-------- Records for the task --------
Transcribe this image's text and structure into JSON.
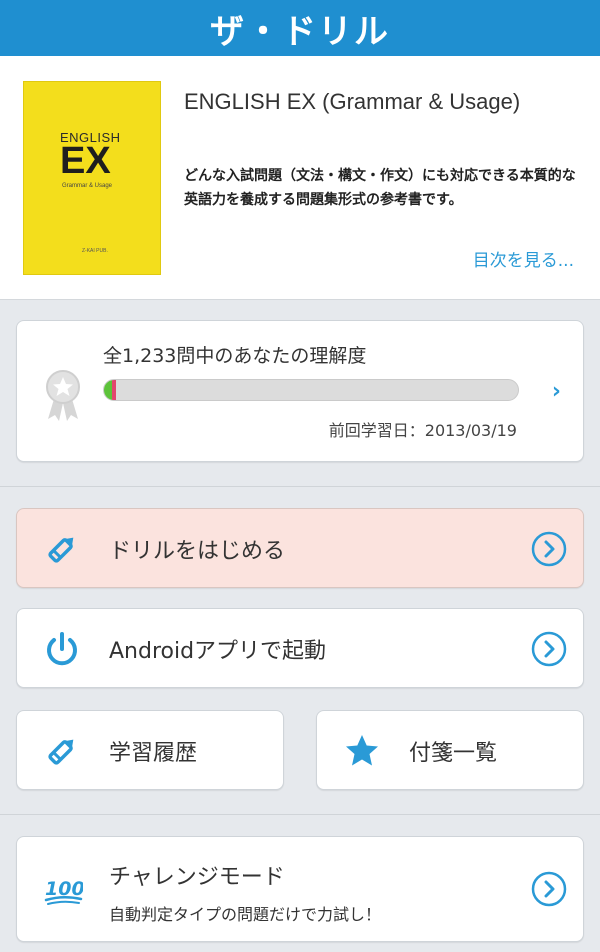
{
  "header": {
    "title": "ザ・ドリル"
  },
  "book": {
    "cover": {
      "word": "ENGLISH",
      "big": "EX",
      "subtitle": "Grammar & Usage",
      "publisher": "Z-KAI PUB."
    },
    "title": "ENGLISH EX (Grammar & Usage)",
    "description": "どんな入試問題（文法・構文・作文）にも対応できる本質的な英語力を養成する問題集形式の参考書です。",
    "toc_link": "目次を見る..."
  },
  "progress": {
    "label": "全1,233問中のあなたの理解度",
    "correct_fraction": 0.02,
    "wrong_fraction": 0.008,
    "last_study": "前回学習日：2013/03/19",
    "colors": {
      "correct": "#5dc33a",
      "wrong": "#e2466e",
      "track": "#dcdcdc"
    }
  },
  "menu": {
    "start_drill": "ドリルをはじめる",
    "launch_android": "Androidアプリで起動",
    "history": "学習履歴",
    "bookmarks": "付箋一覧",
    "challenge": {
      "title": "チャレンジモード",
      "subtitle": "自動判定タイプの問題だけで力試し！"
    }
  },
  "icons": {
    "medal": "medal-icon",
    "pencil": "pencil-icon",
    "power": "power-icon",
    "star": "star-icon",
    "hundred": "hundred-icon",
    "arrow": "arrow-circle-icon"
  },
  "theme": {
    "accent": "#1f8fd0",
    "link": "#2a9ad6",
    "highlight_bg": "#fbe3de"
  }
}
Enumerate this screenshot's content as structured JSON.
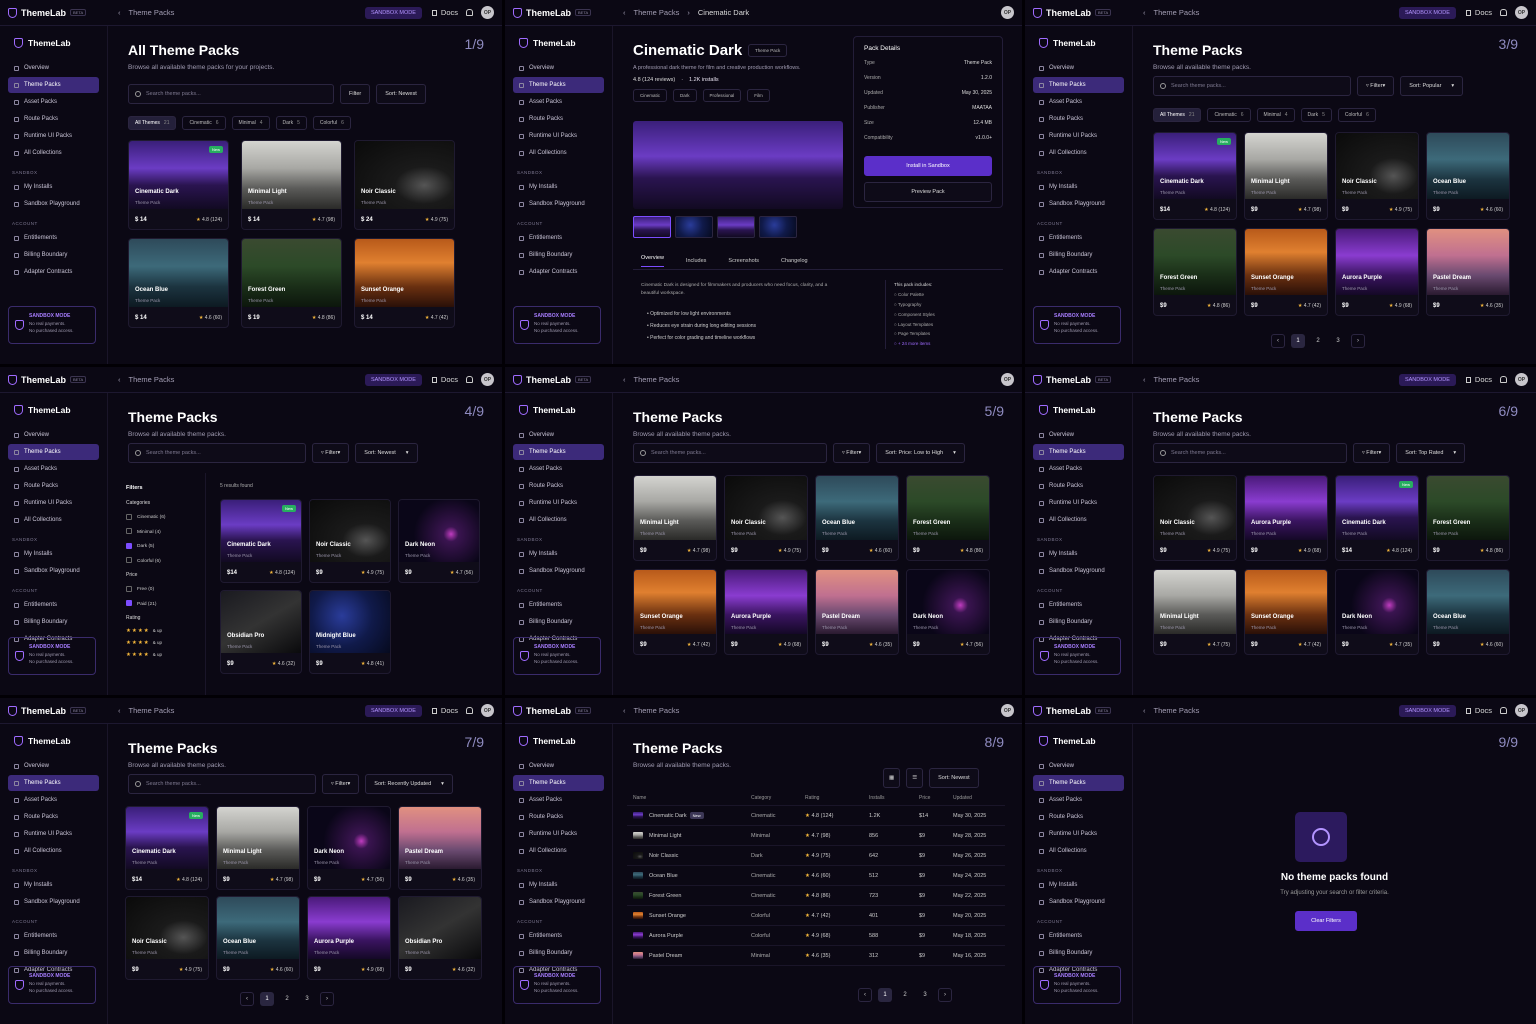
{
  "app": {
    "name": "ThemeLab",
    "beta": "BETA",
    "sandbox_mode": "SANDBOX MODE",
    "docs": "Docs",
    "avatar": "OP",
    "crumb_theme_packs": "Theme Packs",
    "crumb_detail": "Cinematic Dark"
  },
  "sidebar": {
    "overview": "Overview",
    "theme_packs": "Theme Packs",
    "asset_packs": "Asset Packs",
    "route_packs": "Route Packs",
    "runtime_ui": "Runtime UI Packs",
    "all_collections": "All Collections",
    "sandbox_section": "SANDBOX",
    "my_installs": "My Installs",
    "sandbox_playground": "Sandbox Playground",
    "account_section": "ACCOUNT",
    "entitlements": "Entitlements",
    "billing": "Billing Boundary",
    "adapters": "Adapter Contracts",
    "card_title": "SANDBOX MODE",
    "card_line1": "No real payments.",
    "card_line2": "No purchased access."
  },
  "colors": {
    "accent": "#7c4dff",
    "bg": "#0b0814",
    "star": "#f5b73b"
  },
  "p1": {
    "num": "1/9",
    "title": "All Theme Packs",
    "sub": "Browse all available theme packs for your projects.",
    "search": "Search theme packs...",
    "filter": "Filter",
    "sort": "Sort: Newest",
    "chips": [
      {
        "l": "All Themes",
        "c": "21"
      },
      {
        "l": "Cinematic",
        "c": "6"
      },
      {
        "l": "Minimal",
        "c": "4"
      },
      {
        "l": "Dark",
        "c": "5"
      },
      {
        "l": "Colorful",
        "c": "6"
      }
    ],
    "cards": [
      {
        "t": "Cinematic Dark",
        "tp": "Theme Pack",
        "p": "$ 14",
        "r": "4.8 (124)",
        "n": "New"
      },
      {
        "t": "Minimal Light",
        "tp": "Theme Pack",
        "p": "$ 14",
        "r": "4.7 (98)"
      },
      {
        "t": "Noir Classic",
        "tp": "Theme Pack",
        "p": "$ 24",
        "r": "4.9 (75)"
      },
      {
        "t": "Ocean Blue",
        "tp": "Theme Pack",
        "p": "$ 14",
        "r": "4.6 (60)"
      },
      {
        "t": "Forest Green",
        "tp": "Theme Pack",
        "p": "$ 19",
        "r": "4.8 (86)"
      },
      {
        "t": "Sunset Orange",
        "tp": "Theme Pack",
        "p": "$ 14",
        "r": "4.7 (42)"
      }
    ]
  },
  "p2": {
    "title": "Cinematic Dark",
    "badge": "Theme Pack",
    "desc": "A professional dark theme for film and creative production workflows.",
    "rating": "4.8 (124 reviews)",
    "installs": "1.2K installs",
    "tags": [
      "Cinematic",
      "Dark",
      "Professional",
      "Film"
    ],
    "details_title": "Pack Details",
    "details": [
      {
        "k": "Type",
        "v": "Theme Pack"
      },
      {
        "k": "Version",
        "v": "1.2.0"
      },
      {
        "k": "Updated",
        "v": "May 30, 2025"
      },
      {
        "k": "Publisher",
        "v": "MAATAA"
      },
      {
        "k": "Size",
        "v": "12.4 MB"
      },
      {
        "k": "Compatibility",
        "v": "v1.0.0+"
      }
    ],
    "install": "Install in Sandbox",
    "preview": "Preview Pack",
    "tabs": [
      "Overview",
      "Includes",
      "Screenshots",
      "Changelog"
    ],
    "overview": "Cinematic Dark is designed for filmmakers and producers who need focus, clarity, and a beautiful workspace.",
    "bullets": [
      "Optimized for low light environments",
      "Reduces eye strain during long editing sessions",
      "Perfect for color grading and timeline workflows"
    ],
    "incl_title": "This pack includes:",
    "incl": [
      "Color Palette",
      "Typography",
      "Component Styles",
      "Layout Templates",
      "Page Templates",
      "+ 24 more items"
    ]
  },
  "p3": {
    "num": "3/9",
    "title": "Theme Packs",
    "sub": "Browse all available theme packs.",
    "sort": "Sort: Popular",
    "chips": [
      {
        "l": "All Themes",
        "c": "21"
      },
      {
        "l": "Cinematic",
        "c": "6"
      },
      {
        "l": "Minimal",
        "c": "4"
      },
      {
        "l": "Dark",
        "c": "5"
      },
      {
        "l": "Colorful",
        "c": "6"
      }
    ],
    "cards": [
      {
        "t": "Cinematic Dark",
        "tp": "Theme Pack",
        "p": "$14",
        "r": "4.8 (124)",
        "n": "New"
      },
      {
        "t": "Minimal Light",
        "tp": "Theme Pack",
        "p": "$9",
        "r": "4.7 (98)"
      },
      {
        "t": "Noir Classic",
        "tp": "Theme Pack",
        "p": "$9",
        "r": "4.9 (75)"
      },
      {
        "t": "Ocean Blue",
        "tp": "Theme Pack",
        "p": "$9",
        "r": "4.6 (60)"
      },
      {
        "t": "Forest Green",
        "tp": "Theme Pack",
        "p": "$9",
        "r": "4.8 (86)"
      },
      {
        "t": "Sunset Orange",
        "tp": "Theme Pack",
        "p": "$9",
        "r": "4.7 (42)"
      },
      {
        "t": "Aurora Purple",
        "tp": "Theme Pack",
        "p": "$9",
        "r": "4.9 (68)"
      },
      {
        "t": "Pastel Dream",
        "tp": "Theme Pack",
        "p": "$9",
        "r": "4.6 (35)"
      }
    ],
    "pages": [
      "1",
      "2",
      "3"
    ]
  },
  "p4": {
    "num": "4/9",
    "sort": "Sort: Newest",
    "filters": "Filters",
    "results": "5 results found",
    "cat_title": "Categories",
    "cats": [
      {
        "l": "Cinematic (6)",
        "on": false
      },
      {
        "l": "Minimal (4)",
        "on": false
      },
      {
        "l": "Dark (5)",
        "on": true
      },
      {
        "l": "Colorful (6)",
        "on": false
      }
    ],
    "price_title": "Price",
    "prices": [
      {
        "l": "Free (0)",
        "on": false
      },
      {
        "l": "Paid (21)",
        "on": true
      }
    ],
    "rating_title": "Rating",
    "up": "& up",
    "cards": [
      {
        "t": "Cinematic Dark",
        "tp": "Theme Pack",
        "p": "$14",
        "r": "4.8 (124)",
        "n": "New"
      },
      {
        "t": "Noir Classic",
        "tp": "Theme Pack",
        "p": "$9",
        "r": "4.9 (75)"
      },
      {
        "t": "Dark Neon",
        "tp": "Theme Pack",
        "p": "$9",
        "r": "4.7 (56)"
      },
      {
        "t": "Obsidian Pro",
        "tp": "Theme Pack",
        "p": "$9",
        "r": "4.6 (32)"
      },
      {
        "t": "Midnight Blue",
        "tp": "Theme Pack",
        "p": "$9",
        "r": "4.8 (41)"
      }
    ]
  },
  "p5": {
    "num": "5/9",
    "sort": "Sort: Price: Low to High",
    "cards": [
      {
        "t": "Minimal Light",
        "tp": "Theme Pack",
        "p": "$9",
        "r": "4.7 (98)"
      },
      {
        "t": "Noir Classic",
        "tp": "Theme Pack",
        "p": "$9",
        "r": "4.9 (75)"
      },
      {
        "t": "Ocean Blue",
        "tp": "Theme Pack",
        "p": "$9",
        "r": "4.6 (60)"
      },
      {
        "t": "Forest Green",
        "tp": "Theme Pack",
        "p": "$9",
        "r": "4.8 (86)"
      },
      {
        "t": "Sunset Orange",
        "tp": "Theme Pack",
        "p": "$9",
        "r": "4.7 (42)"
      },
      {
        "t": "Aurora Purple",
        "tp": "Theme Pack",
        "p": "$9",
        "r": "4.9 (68)"
      },
      {
        "t": "Pastel Dream",
        "tp": "Theme Pack",
        "p": "$9",
        "r": "4.6 (35)"
      },
      {
        "t": "Dark Neon",
        "tp": "Theme Pack",
        "p": "$9",
        "r": "4.7 (56)"
      }
    ]
  },
  "p6": {
    "num": "6/9",
    "sort": "Sort: Top Rated",
    "cards": [
      {
        "t": "Noir Classic",
        "tp": "Theme Pack",
        "p": "$9",
        "r": "4.9 (75)"
      },
      {
        "t": "Aurora Purple",
        "tp": "Theme Pack",
        "p": "$9",
        "r": "4.9 (68)"
      },
      {
        "t": "Cinematic Dark",
        "tp": "Theme Pack",
        "p": "$14",
        "r": "4.8 (124)",
        "n": "New"
      },
      {
        "t": "Forest Green",
        "tp": "Theme Pack",
        "p": "$9",
        "r": "4.8 (86)"
      },
      {
        "t": "Minimal Light",
        "tp": "Theme Pack",
        "p": "$9",
        "r": "4.7 (75)"
      },
      {
        "t": "Sunset Orange",
        "tp": "Theme Pack",
        "p": "$9",
        "r": "4.7 (42)"
      },
      {
        "t": "Dark Neon",
        "tp": "Theme Pack",
        "p": "$9",
        "r": "4.7 (35)"
      },
      {
        "t": "Ocean Blue",
        "tp": "Theme Pack",
        "p": "$9",
        "r": "4.6 (60)"
      }
    ]
  },
  "p7": {
    "num": "7/9",
    "sort": "Sort: Recently Updated",
    "cards": [
      {
        "t": "Cinematic Dark",
        "tp": "Theme Pack",
        "p": "$14",
        "r": "4.8 (124)",
        "n": "New"
      },
      {
        "t": "Minimal Light",
        "tp": "Theme Pack",
        "p": "$9",
        "r": "4.7 (98)"
      },
      {
        "t": "Dark Neon",
        "tp": "Theme Pack",
        "p": "$9",
        "r": "4.7 (56)"
      },
      {
        "t": "Pastel Dream",
        "tp": "Theme Pack",
        "p": "$9",
        "r": "4.6 (35)"
      },
      {
        "t": "Noir Classic",
        "tp": "Theme Pack",
        "p": "$9",
        "r": "4.9 (75)"
      },
      {
        "t": "Ocean Blue",
        "tp": "Theme Pack",
        "p": "$9",
        "r": "4.6 (60)"
      },
      {
        "t": "Aurora Purple",
        "tp": "Theme Pack",
        "p": "$9",
        "r": "4.9 (68)"
      },
      {
        "t": "Obsidian Pro",
        "tp": "Theme Pack",
        "p": "$9",
        "r": "4.6 (32)"
      }
    ]
  },
  "p8": {
    "num": "8/9",
    "sort": "Sort: Newest",
    "cols": [
      "Name",
      "Category",
      "Rating",
      "Installs",
      "Price",
      "Updated"
    ],
    "rows": [
      {
        "n": "Cinematic Dark",
        "new": "New",
        "c": "Cinematic",
        "r": "4.8 (124)",
        "i": "1.2K",
        "p": "$14",
        "u": "May 30, 2025"
      },
      {
        "n": "Minimal Light",
        "c": "Minimal",
        "r": "4.7 (98)",
        "i": "856",
        "p": "$9",
        "u": "May 28, 2025"
      },
      {
        "n": "Noir Classic",
        "c": "Dark",
        "r": "4.9 (75)",
        "i": "642",
        "p": "$9",
        "u": "May 26, 2025"
      },
      {
        "n": "Ocean Blue",
        "c": "Cinematic",
        "r": "4.6 (60)",
        "i": "512",
        "p": "$9",
        "u": "May 24, 2025"
      },
      {
        "n": "Forest Green",
        "c": "Cinematic",
        "r": "4.8 (86)",
        "i": "723",
        "p": "$9",
        "u": "May 22, 2025"
      },
      {
        "n": "Sunset Orange",
        "c": "Colorful",
        "r": "4.7 (42)",
        "i": "401",
        "p": "$9",
        "u": "May 20, 2025"
      },
      {
        "n": "Aurora Purple",
        "c": "Colorful",
        "r": "4.9 (68)",
        "i": "588",
        "p": "$9",
        "u": "May 18, 2025"
      },
      {
        "n": "Pastel Dream",
        "c": "Minimal",
        "r": "4.6 (35)",
        "i": "312",
        "p": "$9",
        "u": "May 16, 2025"
      }
    ]
  },
  "p9": {
    "num": "9/9",
    "empty_title": "No theme packs found",
    "empty_sub": "Try adjusting your search or filter criteria.",
    "clear": "Clear Filters"
  }
}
--------
Your task: Copy out all lines where the word "Browse" appears.

Exercise output:
    "sub": "Browse all available theme packs for your projects.",
    "sub": "Browse all available theme packs.",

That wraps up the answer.